Reproduce the material in full, unchanged.

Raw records
▬▬▬
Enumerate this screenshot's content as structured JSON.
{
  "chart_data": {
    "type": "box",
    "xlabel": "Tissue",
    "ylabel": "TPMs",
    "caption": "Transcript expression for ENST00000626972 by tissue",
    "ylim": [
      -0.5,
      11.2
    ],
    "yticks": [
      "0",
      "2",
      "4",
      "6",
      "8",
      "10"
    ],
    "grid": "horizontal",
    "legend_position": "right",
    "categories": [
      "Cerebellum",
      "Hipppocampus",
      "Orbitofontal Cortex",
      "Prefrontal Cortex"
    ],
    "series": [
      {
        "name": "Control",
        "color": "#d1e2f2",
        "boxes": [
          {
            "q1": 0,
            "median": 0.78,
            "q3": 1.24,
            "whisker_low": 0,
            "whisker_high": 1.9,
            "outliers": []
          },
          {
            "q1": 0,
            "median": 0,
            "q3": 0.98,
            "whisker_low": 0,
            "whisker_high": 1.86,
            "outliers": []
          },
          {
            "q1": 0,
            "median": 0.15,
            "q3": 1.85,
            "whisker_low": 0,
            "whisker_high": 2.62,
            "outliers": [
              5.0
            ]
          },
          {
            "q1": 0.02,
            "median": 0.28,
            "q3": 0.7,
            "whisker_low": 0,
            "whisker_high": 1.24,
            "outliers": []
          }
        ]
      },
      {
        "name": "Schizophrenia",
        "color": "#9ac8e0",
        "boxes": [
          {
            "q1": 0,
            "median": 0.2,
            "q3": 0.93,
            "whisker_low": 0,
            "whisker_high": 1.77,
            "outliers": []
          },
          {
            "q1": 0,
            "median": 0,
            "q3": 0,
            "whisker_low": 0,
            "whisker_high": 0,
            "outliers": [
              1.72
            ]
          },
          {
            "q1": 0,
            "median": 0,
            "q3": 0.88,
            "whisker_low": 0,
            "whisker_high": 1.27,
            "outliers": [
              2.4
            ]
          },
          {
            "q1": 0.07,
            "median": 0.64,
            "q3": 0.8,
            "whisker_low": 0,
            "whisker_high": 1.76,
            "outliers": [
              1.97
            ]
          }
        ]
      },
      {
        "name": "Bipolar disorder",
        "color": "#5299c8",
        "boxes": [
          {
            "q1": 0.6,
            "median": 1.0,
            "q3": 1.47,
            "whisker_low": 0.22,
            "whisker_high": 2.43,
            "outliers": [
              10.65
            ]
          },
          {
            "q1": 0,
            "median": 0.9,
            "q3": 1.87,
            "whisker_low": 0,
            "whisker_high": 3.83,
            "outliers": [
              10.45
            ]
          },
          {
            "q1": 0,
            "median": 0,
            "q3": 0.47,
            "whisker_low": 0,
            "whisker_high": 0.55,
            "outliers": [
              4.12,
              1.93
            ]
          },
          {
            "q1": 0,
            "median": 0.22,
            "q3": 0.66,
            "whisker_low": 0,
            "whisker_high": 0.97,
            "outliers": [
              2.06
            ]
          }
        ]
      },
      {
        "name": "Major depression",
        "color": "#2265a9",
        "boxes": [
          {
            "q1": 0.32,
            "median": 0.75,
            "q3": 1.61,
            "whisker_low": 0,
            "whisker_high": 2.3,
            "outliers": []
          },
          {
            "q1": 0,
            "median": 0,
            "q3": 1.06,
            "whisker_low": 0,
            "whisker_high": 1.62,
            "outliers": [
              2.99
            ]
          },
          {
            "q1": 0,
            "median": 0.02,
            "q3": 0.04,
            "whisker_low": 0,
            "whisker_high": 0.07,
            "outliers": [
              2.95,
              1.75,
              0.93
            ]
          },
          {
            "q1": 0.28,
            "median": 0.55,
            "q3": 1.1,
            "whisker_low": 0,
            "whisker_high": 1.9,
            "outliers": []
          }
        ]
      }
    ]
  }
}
▬▬▬
FINISHED ANSWER
Enumerate this screenshot's content as structured JSON.
{
  "chart_data": {
    "type": "box",
    "xlabel": "Tissue",
    "ylabel": "TPMs",
    "caption": "Transcript expression for ENST00000626972 by tissue",
    "ylim": [
      -0.5,
      11.2
    ],
    "yticks": [
      "0",
      "2",
      "4",
      "6",
      "8",
      "10"
    ],
    "grid": "horizontal",
    "legend_position": "right",
    "categories": [
      "Cerebellum",
      "Hipppocampus",
      "Orbitofontal Cortex",
      "Prefrontal Cortex"
    ],
    "series": [
      {
        "name": "Control",
        "color": "#d1e2f2",
        "boxes": [
          {
            "q1": 0,
            "median": 0.78,
            "q3": 1.24,
            "whisker_low": 0,
            "whisker_high": 1.9,
            "outliers": []
          },
          {
            "q1": 0,
            "median": 0,
            "q3": 0.98,
            "whisker_low": 0,
            "whisker_high": 1.86,
            "outliers": []
          },
          {
            "q1": 0,
            "median": 0.15,
            "q3": 1.85,
            "whisker_low": 0,
            "whisker_high": 2.62,
            "outliers": [
              5.0
            ]
          },
          {
            "q1": 0.02,
            "median": 0.28,
            "q3": 0.7,
            "whisker_low": 0,
            "whisker_high": 1.24,
            "outliers": []
          }
        ]
      },
      {
        "name": "Schizophrenia",
        "color": "#9ac8e0",
        "boxes": [
          {
            "q1": 0,
            "median": 0.2,
            "q3": 0.93,
            "whisker_low": 0,
            "whisker_high": 1.77,
            "outliers": []
          },
          {
            "q1": 0,
            "median": 0,
            "q3": 0,
            "whisker_low": 0,
            "whisker_high": 0,
            "outliers": [
              1.72
            ]
          },
          {
            "q1": 0,
            "median": 0,
            "q3": 0.88,
            "whisker_low": 0,
            "whisker_high": 1.27,
            "outliers": [
              2.4
            ]
          },
          {
            "q1": 0.07,
            "median": 0.64,
            "q3": 0.8,
            "whisker_low": 0,
            "whisker_high": 1.76,
            "outliers": [
              1.97
            ]
          }
        ]
      },
      {
        "name": "Bipolar disorder",
        "color": "#5299c8",
        "boxes": [
          {
            "q1": 0.6,
            "median": 1.0,
            "q3": 1.47,
            "whisker_low": 0.22,
            "whisker_high": 2.43,
            "outliers": [
              10.65
            ]
          },
          {
            "q1": 0,
            "median": 0.9,
            "q3": 1.87,
            "whisker_low": 0,
            "whisker_high": 3.83,
            "outliers": [
              10.45
            ]
          },
          {
            "q1": 0,
            "median": 0,
            "q3": 0.47,
            "whisker_low": 0,
            "whisker_high": 0.55,
            "outliers": [
              4.12,
              1.93
            ]
          },
          {
            "q1": 0,
            "median": 0.22,
            "q3": 0.66,
            "whisker_low": 0,
            "whisker_high": 0.97,
            "outliers": [
              2.06
            ]
          }
        ]
      },
      {
        "name": "Major depression",
        "color": "#2265a9",
        "boxes": [
          {
            "q1": 0.32,
            "median": 0.75,
            "q3": 1.61,
            "whisker_low": 0,
            "whisker_high": 2.3,
            "outliers": []
          },
          {
            "q1": 0,
            "median": 0,
            "q3": 1.06,
            "whisker_low": 0,
            "whisker_high": 1.62,
            "outliers": [
              2.99
            ]
          },
          {
            "q1": 0,
            "median": 0.02,
            "q3": 0.04,
            "whisker_low": 0,
            "whisker_high": 0.07,
            "outliers": [
              2.95,
              1.75,
              0.93
            ]
          },
          {
            "q1": 0.28,
            "median": 0.55,
            "q3": 1.1,
            "whisker_low": 0,
            "whisker_high": 1.9,
            "outliers": []
          }
        ]
      }
    ]
  }
}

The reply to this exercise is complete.